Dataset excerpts
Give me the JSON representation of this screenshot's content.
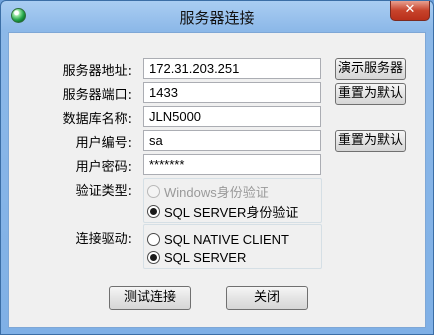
{
  "window": {
    "title": "服务器连接",
    "close_glyph": "✕"
  },
  "form": {
    "server_address_label": "服务器地址:",
    "server_address_value": "172.31.203.251",
    "server_port_label": "服务器端口:",
    "server_port_value": "1433",
    "database_name_label": "数据库名称:",
    "database_name_value": "JLN5000",
    "user_id_label": "用户编号:",
    "user_id_value": "sa",
    "password_label": "用户密码:",
    "password_value": "*******",
    "auth_type_label": "验证类型:",
    "driver_label": "连接驱动:"
  },
  "buttons": {
    "demo_server": "演示服务器",
    "reset_default_1": "重置为默认",
    "reset_default_2": "重置为默认",
    "test_connection": "测试连接",
    "close": "关闭"
  },
  "auth_options": [
    {
      "label": "Windows身份验证",
      "checked": false,
      "disabled": true
    },
    {
      "label": "SQL SERVER身份验证",
      "checked": true,
      "disabled": false
    }
  ],
  "driver_options": [
    {
      "label": "SQL NATIVE CLIENT",
      "checked": false
    },
    {
      "label": "SQL SERVER",
      "checked": true
    }
  ],
  "colors": {
    "titlebar": "#8cb8e8",
    "close_button": "#c7432b",
    "client_bg": "#f0f0f0"
  }
}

**EXERCISE PROMPT**
Send back the data above word for word, with the pictures left out.

**TASK RESPONSE**
Give me the JSON representation of this screenshot's content.
{
  "window": {
    "title": "服务器连接",
    "close_glyph": "✕"
  },
  "form": {
    "server_address_label": "服务器地址:",
    "server_address_value": "172.31.203.251",
    "server_port_label": "服务器端口:",
    "server_port_value": "1433",
    "database_name_label": "数据库名称:",
    "database_name_value": "JLN5000",
    "user_id_label": "用户编号:",
    "user_id_value": "sa",
    "password_label": "用户密码:",
    "password_value": "*******",
    "auth_type_label": "验证类型:",
    "driver_label": "连接驱动:"
  },
  "buttons": {
    "demo_server": "演示服务器",
    "reset_default_1": "重置为默认",
    "reset_default_2": "重置为默认",
    "test_connection": "测试连接",
    "close": "关闭"
  },
  "auth_options": [
    {
      "label": "Windows身份验证",
      "checked": false,
      "disabled": true
    },
    {
      "label": "SQL SERVER身份验证",
      "checked": true,
      "disabled": false
    }
  ],
  "driver_options": [
    {
      "label": "SQL NATIVE CLIENT",
      "checked": false
    },
    {
      "label": "SQL SERVER",
      "checked": true
    }
  ],
  "colors": {
    "titlebar": "#8cb8e8",
    "close_button": "#c7432b",
    "client_bg": "#f0f0f0"
  }
}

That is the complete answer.